Data extracted from a collection:
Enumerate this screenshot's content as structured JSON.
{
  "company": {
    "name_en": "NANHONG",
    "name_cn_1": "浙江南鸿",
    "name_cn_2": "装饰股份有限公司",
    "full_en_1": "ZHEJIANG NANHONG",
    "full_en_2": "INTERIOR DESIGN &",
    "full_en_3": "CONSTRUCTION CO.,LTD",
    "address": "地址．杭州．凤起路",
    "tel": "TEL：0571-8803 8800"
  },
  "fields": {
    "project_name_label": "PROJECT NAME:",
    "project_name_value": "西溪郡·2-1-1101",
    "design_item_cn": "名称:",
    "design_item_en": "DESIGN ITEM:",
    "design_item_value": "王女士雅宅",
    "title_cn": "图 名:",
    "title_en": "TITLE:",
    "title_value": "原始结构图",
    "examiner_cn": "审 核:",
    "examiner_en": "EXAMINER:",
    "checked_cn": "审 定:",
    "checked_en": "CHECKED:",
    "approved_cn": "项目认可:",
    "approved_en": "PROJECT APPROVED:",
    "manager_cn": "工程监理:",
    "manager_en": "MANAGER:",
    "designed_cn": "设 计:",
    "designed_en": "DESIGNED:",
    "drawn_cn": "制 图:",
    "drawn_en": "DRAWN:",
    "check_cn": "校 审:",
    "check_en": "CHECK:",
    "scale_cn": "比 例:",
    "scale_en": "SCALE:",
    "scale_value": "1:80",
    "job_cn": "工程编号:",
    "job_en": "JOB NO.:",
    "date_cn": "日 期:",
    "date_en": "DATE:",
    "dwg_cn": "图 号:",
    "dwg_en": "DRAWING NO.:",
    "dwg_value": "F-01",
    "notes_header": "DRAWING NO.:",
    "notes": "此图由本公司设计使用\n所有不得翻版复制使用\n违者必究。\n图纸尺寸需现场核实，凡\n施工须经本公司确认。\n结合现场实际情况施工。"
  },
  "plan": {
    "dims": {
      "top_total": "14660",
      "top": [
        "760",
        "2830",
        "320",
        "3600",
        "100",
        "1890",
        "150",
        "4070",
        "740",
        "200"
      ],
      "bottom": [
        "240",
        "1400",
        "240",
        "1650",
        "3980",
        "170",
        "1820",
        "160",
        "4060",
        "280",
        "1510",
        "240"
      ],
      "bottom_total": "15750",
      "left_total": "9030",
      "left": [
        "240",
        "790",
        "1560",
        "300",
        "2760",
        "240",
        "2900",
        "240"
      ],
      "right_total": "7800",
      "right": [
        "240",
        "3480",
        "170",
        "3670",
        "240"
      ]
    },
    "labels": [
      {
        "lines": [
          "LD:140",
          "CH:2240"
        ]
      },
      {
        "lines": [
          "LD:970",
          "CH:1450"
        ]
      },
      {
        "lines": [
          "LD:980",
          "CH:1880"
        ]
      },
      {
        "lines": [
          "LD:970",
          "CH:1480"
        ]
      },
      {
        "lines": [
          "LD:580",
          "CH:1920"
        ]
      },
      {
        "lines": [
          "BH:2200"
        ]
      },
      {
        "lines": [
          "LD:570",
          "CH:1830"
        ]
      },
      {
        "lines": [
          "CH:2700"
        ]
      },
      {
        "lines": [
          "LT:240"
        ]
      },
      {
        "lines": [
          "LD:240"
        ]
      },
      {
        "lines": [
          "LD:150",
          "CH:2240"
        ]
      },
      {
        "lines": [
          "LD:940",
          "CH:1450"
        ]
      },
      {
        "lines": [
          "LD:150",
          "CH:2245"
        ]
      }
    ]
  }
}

## Objective
Hand back the material above in full, exactly as written.

## Full response
Enumerate this screenshot's content as structured JSON.
{
  "company": {
    "name_en": "NANHONG",
    "name_cn_1": "浙江南鸿",
    "name_cn_2": "装饰股份有限公司",
    "full_en_1": "ZHEJIANG NANHONG",
    "full_en_2": "INTERIOR DESIGN &",
    "full_en_3": "CONSTRUCTION CO.,LTD",
    "address": "地址．杭州．凤起路",
    "tel": "TEL：0571-8803 8800"
  },
  "fields": {
    "project_name_label": "PROJECT NAME:",
    "project_name_value": "西溪郡·2-1-1101",
    "design_item_cn": "名称:",
    "design_item_en": "DESIGN ITEM:",
    "design_item_value": "王女士雅宅",
    "title_cn": "图 名:",
    "title_en": "TITLE:",
    "title_value": "原始结构图",
    "examiner_cn": "审 核:",
    "examiner_en": "EXAMINER:",
    "checked_cn": "审 定:",
    "checked_en": "CHECKED:",
    "approved_cn": "项目认可:",
    "approved_en": "PROJECT APPROVED:",
    "manager_cn": "工程监理:",
    "manager_en": "MANAGER:",
    "designed_cn": "设 计:",
    "designed_en": "DESIGNED:",
    "drawn_cn": "制 图:",
    "drawn_en": "DRAWN:",
    "check_cn": "校 审:",
    "check_en": "CHECK:",
    "scale_cn": "比 例:",
    "scale_en": "SCALE:",
    "scale_value": "1:80",
    "job_cn": "工程编号:",
    "job_en": "JOB NO.:",
    "date_cn": "日 期:",
    "date_en": "DATE:",
    "dwg_cn": "图 号:",
    "dwg_en": "DRAWING NO.:",
    "dwg_value": "F-01",
    "notes_header": "DRAWING NO.:",
    "notes": "此图由本公司设计使用\n所有不得翻版复制使用\n违者必究。\n图纸尺寸需现场核实，凡\n施工须经本公司确认。\n结合现场实际情况施工。"
  },
  "plan": {
    "dims": {
      "top_total": "14660",
      "top": [
        "760",
        "2830",
        "320",
        "3600",
        "100",
        "1890",
        "150",
        "4070",
        "740",
        "200"
      ],
      "bottom": [
        "240",
        "1400",
        "240",
        "1650",
        "3980",
        "170",
        "1820",
        "160",
        "4060",
        "280",
        "1510",
        "240"
      ],
      "bottom_total": "15750",
      "left_total": "9030",
      "left": [
        "240",
        "790",
        "1560",
        "300",
        "2760",
        "240",
        "2900",
        "240"
      ],
      "right_total": "7800",
      "right": [
        "240",
        "3480",
        "170",
        "3670",
        "240"
      ]
    },
    "labels": [
      {
        "lines": [
          "LD:140",
          "CH:2240"
        ]
      },
      {
        "lines": [
          "LD:970",
          "CH:1450"
        ]
      },
      {
        "lines": [
          "LD:980",
          "CH:1880"
        ]
      },
      {
        "lines": [
          "LD:970",
          "CH:1480"
        ]
      },
      {
        "lines": [
          "LD:580",
          "CH:1920"
        ]
      },
      {
        "lines": [
          "BH:2200"
        ]
      },
      {
        "lines": [
          "LD:570",
          "CH:1830"
        ]
      },
      {
        "lines": [
          "CH:2700"
        ]
      },
      {
        "lines": [
          "LT:240"
        ]
      },
      {
        "lines": [
          "LD:240"
        ]
      },
      {
        "lines": [
          "LD:150",
          "CH:2240"
        ]
      },
      {
        "lines": [
          "LD:940",
          "CH:1450"
        ]
      },
      {
        "lines": [
          "LD:150",
          "CH:2245"
        ]
      }
    ]
  }
}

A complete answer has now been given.